### PROBLEM STATEMENT
List each line of the data in which the string "color" appears.

### DATASET RECORDS
## Begin

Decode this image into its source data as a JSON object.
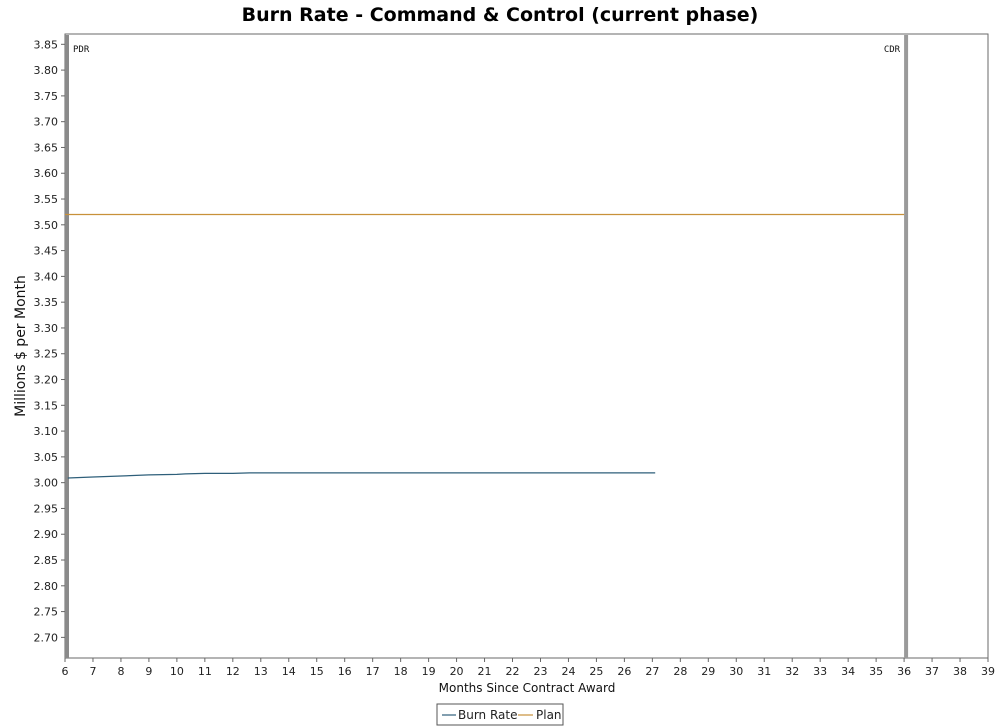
{
  "chart_data": {
    "type": "line",
    "title": "Burn Rate - Command & Control (current phase)",
    "xlabel": "Months Since Contract Award",
    "ylabel": "Millions $ per Month",
    "xlim": [
      6,
      39
    ],
    "ylim": [
      2.66,
      3.87
    ],
    "x_ticks": [
      6,
      7,
      8,
      9,
      10,
      11,
      12,
      13,
      14,
      15,
      16,
      17,
      18,
      19,
      20,
      21,
      22,
      23,
      24,
      25,
      26,
      27,
      28,
      29,
      30,
      31,
      32,
      33,
      34,
      35,
      36,
      37,
      38,
      39
    ],
    "y_ticks": [
      2.7,
      2.75,
      2.8,
      2.85,
      2.9,
      2.95,
      3.0,
      3.05,
      3.1,
      3.15,
      3.2,
      3.25,
      3.3,
      3.35,
      3.4,
      3.45,
      3.5,
      3.55,
      3.6,
      3.65,
      3.7,
      3.75,
      3.8,
      3.85
    ],
    "grid": false,
    "legend_position": "bottom-center",
    "series": [
      {
        "name": "Burn Rate",
        "color": "#2e5f7a",
        "points": [
          [
            6.1,
            3.009
          ],
          [
            7,
            3.011
          ],
          [
            8,
            3.013
          ],
          [
            9,
            3.015
          ],
          [
            10,
            3.016
          ],
          [
            10.3,
            3.017
          ],
          [
            11,
            3.018
          ],
          [
            12,
            3.018
          ],
          [
            12.6,
            3.019
          ],
          [
            13,
            3.019
          ],
          [
            15,
            3.019
          ],
          [
            18,
            3.019
          ],
          [
            21,
            3.019
          ],
          [
            24,
            3.019
          ],
          [
            27.1,
            3.019
          ]
        ]
      },
      {
        "name": "Plan",
        "color": "#c8913a",
        "points": [
          [
            6,
            3.52
          ],
          [
            36,
            3.52
          ]
        ]
      }
    ],
    "markers": [
      {
        "label": "PDR",
        "x": 6,
        "color": "#8a8a8a"
      },
      {
        "label": "CDR",
        "x": 36,
        "color": "#9a9a9a"
      }
    ]
  }
}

## End

### REPLY
        "color": "#2e5f7a",
        "color": "#c8913a",
        "color": "#8a8a8a"
        "color": "#9a9a9a"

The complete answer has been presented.